▶ Task data
______________________________
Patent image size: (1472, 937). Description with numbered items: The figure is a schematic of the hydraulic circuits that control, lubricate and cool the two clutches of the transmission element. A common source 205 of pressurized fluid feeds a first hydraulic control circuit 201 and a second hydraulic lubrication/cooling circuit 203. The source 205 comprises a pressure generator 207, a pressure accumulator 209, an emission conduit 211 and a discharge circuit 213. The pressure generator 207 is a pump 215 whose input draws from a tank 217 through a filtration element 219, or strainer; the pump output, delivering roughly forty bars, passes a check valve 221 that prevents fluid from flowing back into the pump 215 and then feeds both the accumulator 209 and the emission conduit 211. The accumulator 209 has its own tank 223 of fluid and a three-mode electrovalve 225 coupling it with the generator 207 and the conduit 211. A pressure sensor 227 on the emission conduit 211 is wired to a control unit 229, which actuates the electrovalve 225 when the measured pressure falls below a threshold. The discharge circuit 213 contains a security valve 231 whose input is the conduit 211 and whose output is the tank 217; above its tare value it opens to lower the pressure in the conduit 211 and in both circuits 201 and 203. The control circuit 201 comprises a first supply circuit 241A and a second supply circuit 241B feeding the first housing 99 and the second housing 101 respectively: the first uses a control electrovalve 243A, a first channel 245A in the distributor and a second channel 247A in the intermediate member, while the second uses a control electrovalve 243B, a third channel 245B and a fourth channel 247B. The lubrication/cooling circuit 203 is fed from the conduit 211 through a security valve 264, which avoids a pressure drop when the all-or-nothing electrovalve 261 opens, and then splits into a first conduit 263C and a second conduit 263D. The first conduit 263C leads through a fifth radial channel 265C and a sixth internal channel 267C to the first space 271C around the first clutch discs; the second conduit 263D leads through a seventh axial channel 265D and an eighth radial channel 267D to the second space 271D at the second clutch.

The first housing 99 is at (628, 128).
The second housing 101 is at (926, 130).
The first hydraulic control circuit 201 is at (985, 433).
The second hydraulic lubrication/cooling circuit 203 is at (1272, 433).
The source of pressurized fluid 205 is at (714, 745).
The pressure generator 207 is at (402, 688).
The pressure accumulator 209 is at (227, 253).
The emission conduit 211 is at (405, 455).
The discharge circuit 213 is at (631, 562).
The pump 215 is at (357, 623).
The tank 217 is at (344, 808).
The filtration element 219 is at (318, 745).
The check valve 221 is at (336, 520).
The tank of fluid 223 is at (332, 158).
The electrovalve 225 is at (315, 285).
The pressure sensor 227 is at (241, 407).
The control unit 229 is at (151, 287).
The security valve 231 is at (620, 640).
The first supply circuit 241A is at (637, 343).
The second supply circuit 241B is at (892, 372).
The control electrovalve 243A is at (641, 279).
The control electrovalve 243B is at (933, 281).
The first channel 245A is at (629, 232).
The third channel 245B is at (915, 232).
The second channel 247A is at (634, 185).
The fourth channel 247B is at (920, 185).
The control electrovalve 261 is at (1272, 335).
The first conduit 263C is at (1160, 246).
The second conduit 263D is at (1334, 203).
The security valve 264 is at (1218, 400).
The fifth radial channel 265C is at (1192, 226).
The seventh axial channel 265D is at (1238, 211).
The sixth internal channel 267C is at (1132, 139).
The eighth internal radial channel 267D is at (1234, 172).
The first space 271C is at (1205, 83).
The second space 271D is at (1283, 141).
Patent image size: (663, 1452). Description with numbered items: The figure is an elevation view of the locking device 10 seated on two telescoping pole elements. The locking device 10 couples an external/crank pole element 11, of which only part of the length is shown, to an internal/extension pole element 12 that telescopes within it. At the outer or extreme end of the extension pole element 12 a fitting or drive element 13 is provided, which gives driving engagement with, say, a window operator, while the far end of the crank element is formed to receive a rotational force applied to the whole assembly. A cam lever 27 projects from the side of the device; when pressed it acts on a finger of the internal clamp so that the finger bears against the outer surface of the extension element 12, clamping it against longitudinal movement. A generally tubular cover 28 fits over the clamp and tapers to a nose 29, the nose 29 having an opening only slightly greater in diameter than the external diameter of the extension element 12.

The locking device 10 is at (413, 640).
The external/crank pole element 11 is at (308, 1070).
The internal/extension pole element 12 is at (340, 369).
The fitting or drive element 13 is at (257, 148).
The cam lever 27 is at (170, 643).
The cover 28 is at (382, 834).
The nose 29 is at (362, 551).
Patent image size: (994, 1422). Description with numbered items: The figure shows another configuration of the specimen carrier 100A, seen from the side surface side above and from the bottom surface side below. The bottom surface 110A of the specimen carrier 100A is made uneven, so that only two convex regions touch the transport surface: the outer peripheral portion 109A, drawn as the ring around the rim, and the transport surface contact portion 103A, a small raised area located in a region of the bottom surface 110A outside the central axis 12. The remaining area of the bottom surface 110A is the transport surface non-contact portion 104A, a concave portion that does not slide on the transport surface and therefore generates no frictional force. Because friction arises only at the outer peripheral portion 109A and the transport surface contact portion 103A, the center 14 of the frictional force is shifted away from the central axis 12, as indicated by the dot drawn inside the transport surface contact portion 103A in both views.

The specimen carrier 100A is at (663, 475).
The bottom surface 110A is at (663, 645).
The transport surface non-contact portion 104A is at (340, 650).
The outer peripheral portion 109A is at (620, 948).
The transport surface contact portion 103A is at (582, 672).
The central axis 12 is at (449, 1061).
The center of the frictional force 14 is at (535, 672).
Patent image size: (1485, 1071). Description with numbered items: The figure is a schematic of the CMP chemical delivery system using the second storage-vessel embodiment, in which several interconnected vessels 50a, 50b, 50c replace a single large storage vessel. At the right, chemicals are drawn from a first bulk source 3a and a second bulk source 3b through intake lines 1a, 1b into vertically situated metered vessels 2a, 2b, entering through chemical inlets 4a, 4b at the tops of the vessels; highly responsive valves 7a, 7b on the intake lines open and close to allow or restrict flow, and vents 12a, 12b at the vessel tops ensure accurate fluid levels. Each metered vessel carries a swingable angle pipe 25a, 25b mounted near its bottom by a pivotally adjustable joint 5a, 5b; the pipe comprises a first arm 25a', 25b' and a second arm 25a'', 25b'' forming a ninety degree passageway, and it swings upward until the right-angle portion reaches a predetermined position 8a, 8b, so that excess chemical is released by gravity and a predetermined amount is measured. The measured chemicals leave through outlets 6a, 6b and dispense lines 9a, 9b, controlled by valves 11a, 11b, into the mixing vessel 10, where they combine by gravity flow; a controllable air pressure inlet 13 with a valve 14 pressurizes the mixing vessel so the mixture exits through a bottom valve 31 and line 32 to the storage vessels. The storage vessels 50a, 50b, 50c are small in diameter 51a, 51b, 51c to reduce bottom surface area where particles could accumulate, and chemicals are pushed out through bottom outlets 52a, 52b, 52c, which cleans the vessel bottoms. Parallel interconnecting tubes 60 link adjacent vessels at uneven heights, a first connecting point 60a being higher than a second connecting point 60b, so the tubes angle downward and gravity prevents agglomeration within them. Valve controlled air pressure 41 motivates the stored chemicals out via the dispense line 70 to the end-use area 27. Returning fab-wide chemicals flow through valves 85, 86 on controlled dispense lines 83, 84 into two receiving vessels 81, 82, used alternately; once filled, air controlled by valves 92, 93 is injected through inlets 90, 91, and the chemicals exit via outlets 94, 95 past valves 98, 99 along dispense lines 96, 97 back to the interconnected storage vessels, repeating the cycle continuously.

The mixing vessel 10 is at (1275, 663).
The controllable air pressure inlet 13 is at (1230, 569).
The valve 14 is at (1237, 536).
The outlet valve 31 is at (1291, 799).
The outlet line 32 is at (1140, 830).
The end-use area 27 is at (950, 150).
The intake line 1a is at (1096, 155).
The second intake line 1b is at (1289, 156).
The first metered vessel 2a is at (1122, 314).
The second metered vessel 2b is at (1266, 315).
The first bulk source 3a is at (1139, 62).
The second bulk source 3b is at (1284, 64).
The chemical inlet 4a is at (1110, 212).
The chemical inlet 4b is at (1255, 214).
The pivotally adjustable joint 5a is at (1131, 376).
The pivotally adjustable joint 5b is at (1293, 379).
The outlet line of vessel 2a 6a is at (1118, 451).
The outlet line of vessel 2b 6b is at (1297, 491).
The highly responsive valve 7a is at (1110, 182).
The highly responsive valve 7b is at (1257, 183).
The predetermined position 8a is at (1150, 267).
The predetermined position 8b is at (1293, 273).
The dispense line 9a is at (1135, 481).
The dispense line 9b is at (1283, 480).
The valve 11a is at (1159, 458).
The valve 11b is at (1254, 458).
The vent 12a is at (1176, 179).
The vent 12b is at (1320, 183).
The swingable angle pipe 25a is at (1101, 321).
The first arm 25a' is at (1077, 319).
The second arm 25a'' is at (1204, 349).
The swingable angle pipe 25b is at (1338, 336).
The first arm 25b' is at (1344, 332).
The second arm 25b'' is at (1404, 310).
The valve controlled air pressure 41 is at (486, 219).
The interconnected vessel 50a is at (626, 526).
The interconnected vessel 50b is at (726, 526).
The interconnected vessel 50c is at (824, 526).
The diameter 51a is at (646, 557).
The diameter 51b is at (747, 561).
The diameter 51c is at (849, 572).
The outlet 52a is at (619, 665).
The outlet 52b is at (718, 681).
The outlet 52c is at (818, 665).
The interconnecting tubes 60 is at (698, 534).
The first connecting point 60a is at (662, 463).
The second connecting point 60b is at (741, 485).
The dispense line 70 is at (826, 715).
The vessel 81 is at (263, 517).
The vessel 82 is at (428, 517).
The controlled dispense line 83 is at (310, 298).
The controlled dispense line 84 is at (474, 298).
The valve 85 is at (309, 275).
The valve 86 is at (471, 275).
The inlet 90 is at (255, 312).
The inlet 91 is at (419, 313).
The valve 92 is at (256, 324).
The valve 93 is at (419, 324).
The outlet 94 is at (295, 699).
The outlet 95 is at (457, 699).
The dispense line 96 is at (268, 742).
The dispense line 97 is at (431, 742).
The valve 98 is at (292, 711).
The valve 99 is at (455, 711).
______________________________
▶ What you should do
Quote the material starting with the line that contains "Patent image size: (994, 1422)." and continuing through the line that contains "The outer peripheral portion 109A is", both lines included.

▶ The output
Patent image size: (994, 1422). Description with numbered items: The figure shows another configuration of the specimen carrier 100A, seen from the side surface side above and from the bottom surface side below. The bottom surface 110A of the specimen carrier 100A is made uneven, so that only two convex regions touch the transport surface: the outer peripheral portion 109A, drawn as the ring around the rim, and the transport surface contact portion 103A, a small raised area located in a region of the bottom surface 110A outside the central axis 12. The remaining area of the bottom surface 110A is the transport surface non-contact portion 104A, a concave portion that does not slide on the transport surface and therefore generates no frictional force. Because friction arises only at the outer peripheral portion 109A and the transport surface contact portion 103A, the center 14 of the frictional force is shifted away from the central axis 12, as indicated by the dot drawn inside the transport surface contact portion 103A in both views.

The specimen carrier 100A is at (663, 475).
The bottom surface 110A is at (663, 645).
The transport surface non-contact portion 104A is at (340, 650).
The outer peripheral portion 109A is at (620, 948).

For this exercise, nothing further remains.